Leave out the pictures and repeat the rest of the material exactly.

(Collected data entries)
---------------

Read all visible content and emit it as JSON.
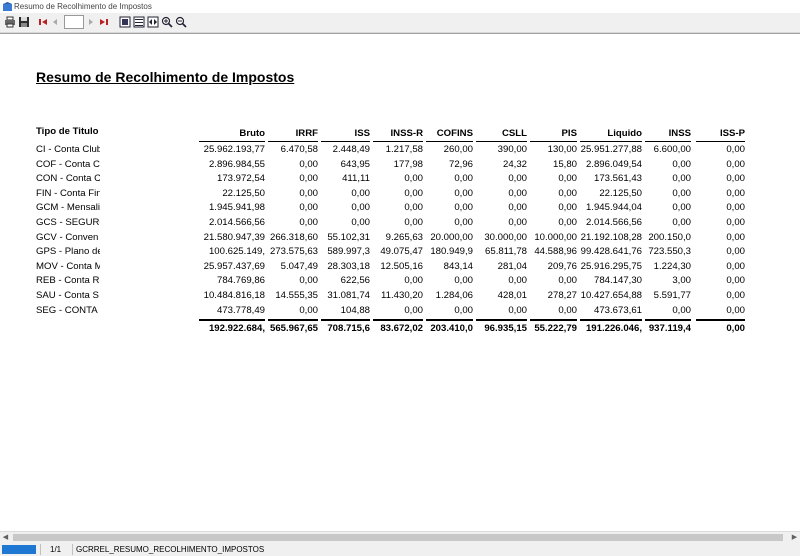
{
  "window": {
    "title": "Resumo de Recolhimento de Impostos"
  },
  "toolbar": {
    "page_value": "",
    "buttons": [
      "print-icon",
      "save-icon",
      "first-page-icon",
      "prev-page-icon",
      "next-page-icon",
      "last-page-icon",
      "page-view-icon",
      "fit-page-icon",
      "fit-width-icon",
      "zoom-in-icon",
      "zoom-out-icon"
    ]
  },
  "report": {
    "title": "Resumo de Recolhimento de Impostos",
    "columns": [
      "Tipo de Titulo",
      "Bruto",
      "IRRF",
      "ISS",
      "INSS-R",
      "COFINS",
      "CSLL",
      "PIS",
      "Liquido",
      "INSS",
      "ISS-P"
    ],
    "rows": [
      [
        "CI - Conta Club",
        "25.962.193,77",
        "6.470,58",
        "2.448,49",
        "1.217,58",
        "260,00",
        "390,00",
        "130,00",
        "25.951.277,88",
        "6.600,00",
        "0,00"
      ],
      [
        "COF - Conta Co",
        "2.896.984,55",
        "0,00",
        "643,95",
        "177,98",
        "72,96",
        "24,32",
        "15,80",
        "2.896.049,54",
        "0,00",
        "0,00"
      ],
      [
        "CON - Conta C",
        "173.972,54",
        "0,00",
        "411,11",
        "0,00",
        "0,00",
        "0,00",
        "0,00",
        "173.561,43",
        "0,00",
        "0,00"
      ],
      [
        "FIN - Conta Fin",
        "22.125,50",
        "0,00",
        "0,00",
        "0,00",
        "0,00",
        "0,00",
        "0,00",
        "22.125,50",
        "0,00",
        "0,00"
      ],
      [
        "GCM - Mensalic",
        "1.945.941,98",
        "0,00",
        "0,00",
        "0,00",
        "0,00",
        "0,00",
        "0,00",
        "1.945.944,04",
        "0,00",
        "0,00"
      ],
      [
        "GCS - SEGURC",
        "2.014.566,56",
        "0,00",
        "0,00",
        "0,00",
        "0,00",
        "0,00",
        "0,00",
        "2.014.566,56",
        "0,00",
        "0,00"
      ],
      [
        "GCV - Conven",
        "21.580.947,39",
        "266.318,60",
        "55.102,31",
        "9.265,63",
        "20.000,00",
        "30.000,00",
        "10.000,00",
        "21.192.108,28",
        "200.150,0",
        "0,00"
      ],
      [
        "GPS - Plano de",
        "100.625.149,",
        "273.575,63",
        "589.997,3",
        "49.075,47",
        "180.949,9",
        "65.811,78",
        "44.588,96",
        "99.428.641,76",
        "723.550,3",
        "0,00"
      ],
      [
        "MOV - Conta M",
        "25.957.437,69",
        "5.047,49",
        "28.303,18",
        "12.505,16",
        "843,14",
        "281,04",
        "209,76",
        "25.916.295,75",
        "1.224,30",
        "0,00"
      ],
      [
        "REB - Conta Re",
        "784.769,86",
        "0,00",
        "622,56",
        "0,00",
        "0,00",
        "0,00",
        "0,00",
        "784.147,30",
        "3,00",
        "0,00"
      ],
      [
        "SAU - Conta S",
        "10.484.816,18",
        "14.555,35",
        "31.081,74",
        "11.430,20",
        "1.284,06",
        "428,01",
        "278,27",
        "10.427.654,88",
        "5.591,77",
        "0,00"
      ],
      [
        "SEG - CONTA",
        "473.778,49",
        "0,00",
        "104,88",
        "0,00",
        "0,00",
        "0,00",
        "0,00",
        "473.673,61",
        "0,00",
        "0,00"
      ]
    ],
    "totals": [
      "192.922.684,",
      "565.967,65",
      "708.715,6",
      "83.672,02",
      "203.410,0",
      "96.935,15",
      "55.222,79",
      "191.226.046,",
      "937.119,4",
      "0,00"
    ]
  },
  "statusbar": {
    "pages": "1/1",
    "report_name": "GCRREL_RESUMO_RECOLHIMENTO_IMPOSTOS"
  }
}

---------------

Result for this exercise =>
Read all visible content and emit it as JSON.
{
  "window": {
    "title": "Resumo de Recolhimento de Impostos"
  },
  "toolbar": {
    "page_value": "",
    "buttons": [
      "print-icon",
      "save-icon",
      "first-page-icon",
      "prev-page-icon",
      "next-page-icon",
      "last-page-icon",
      "page-view-icon",
      "fit-page-icon",
      "fit-width-icon",
      "zoom-in-icon",
      "zoom-out-icon"
    ]
  },
  "report": {
    "title": "Resumo de Recolhimento de Impostos",
    "columns": [
      "Tipo de Titulo",
      "Bruto",
      "IRRF",
      "ISS",
      "INSS-R",
      "COFINS",
      "CSLL",
      "PIS",
      "Liquido",
      "INSS",
      "ISS-P"
    ],
    "rows": [
      [
        "CI - Conta Club",
        "25.962.193,77",
        "6.470,58",
        "2.448,49",
        "1.217,58",
        "260,00",
        "390,00",
        "130,00",
        "25.951.277,88",
        "6.600,00",
        "0,00"
      ],
      [
        "COF - Conta Co",
        "2.896.984,55",
        "0,00",
        "643,95",
        "177,98",
        "72,96",
        "24,32",
        "15,80",
        "2.896.049,54",
        "0,00",
        "0,00"
      ],
      [
        "CON - Conta C",
        "173.972,54",
        "0,00",
        "411,11",
        "0,00",
        "0,00",
        "0,00",
        "0,00",
        "173.561,43",
        "0,00",
        "0,00"
      ],
      [
        "FIN - Conta Fin",
        "22.125,50",
        "0,00",
        "0,00",
        "0,00",
        "0,00",
        "0,00",
        "0,00",
        "22.125,50",
        "0,00",
        "0,00"
      ],
      [
        "GCM - Mensalic",
        "1.945.941,98",
        "0,00",
        "0,00",
        "0,00",
        "0,00",
        "0,00",
        "0,00",
        "1.945.944,04",
        "0,00",
        "0,00"
      ],
      [
        "GCS - SEGURC",
        "2.014.566,56",
        "0,00",
        "0,00",
        "0,00",
        "0,00",
        "0,00",
        "0,00",
        "2.014.566,56",
        "0,00",
        "0,00"
      ],
      [
        "GCV - Conven",
        "21.580.947,39",
        "266.318,60",
        "55.102,31",
        "9.265,63",
        "20.000,00",
        "30.000,00",
        "10.000,00",
        "21.192.108,28",
        "200.150,0",
        "0,00"
      ],
      [
        "GPS - Plano de",
        "100.625.149,",
        "273.575,63",
        "589.997,3",
        "49.075,47",
        "180.949,9",
        "65.811,78",
        "44.588,96",
        "99.428.641,76",
        "723.550,3",
        "0,00"
      ],
      [
        "MOV - Conta M",
        "25.957.437,69",
        "5.047,49",
        "28.303,18",
        "12.505,16",
        "843,14",
        "281,04",
        "209,76",
        "25.916.295,75",
        "1.224,30",
        "0,00"
      ],
      [
        "REB - Conta Re",
        "784.769,86",
        "0,00",
        "622,56",
        "0,00",
        "0,00",
        "0,00",
        "0,00",
        "784.147,30",
        "3,00",
        "0,00"
      ],
      [
        "SAU - Conta S",
        "10.484.816,18",
        "14.555,35",
        "31.081,74",
        "11.430,20",
        "1.284,06",
        "428,01",
        "278,27",
        "10.427.654,88",
        "5.591,77",
        "0,00"
      ],
      [
        "SEG - CONTA",
        "473.778,49",
        "0,00",
        "104,88",
        "0,00",
        "0,00",
        "0,00",
        "0,00",
        "473.673,61",
        "0,00",
        "0,00"
      ]
    ],
    "totals": [
      "192.922.684,",
      "565.967,65",
      "708.715,6",
      "83.672,02",
      "203.410,0",
      "96.935,15",
      "55.222,79",
      "191.226.046,",
      "937.119,4",
      "0,00"
    ]
  },
  "statusbar": {
    "pages": "1/1",
    "report_name": "GCRREL_RESUMO_RECOLHIMENTO_IMPOSTOS"
  }
}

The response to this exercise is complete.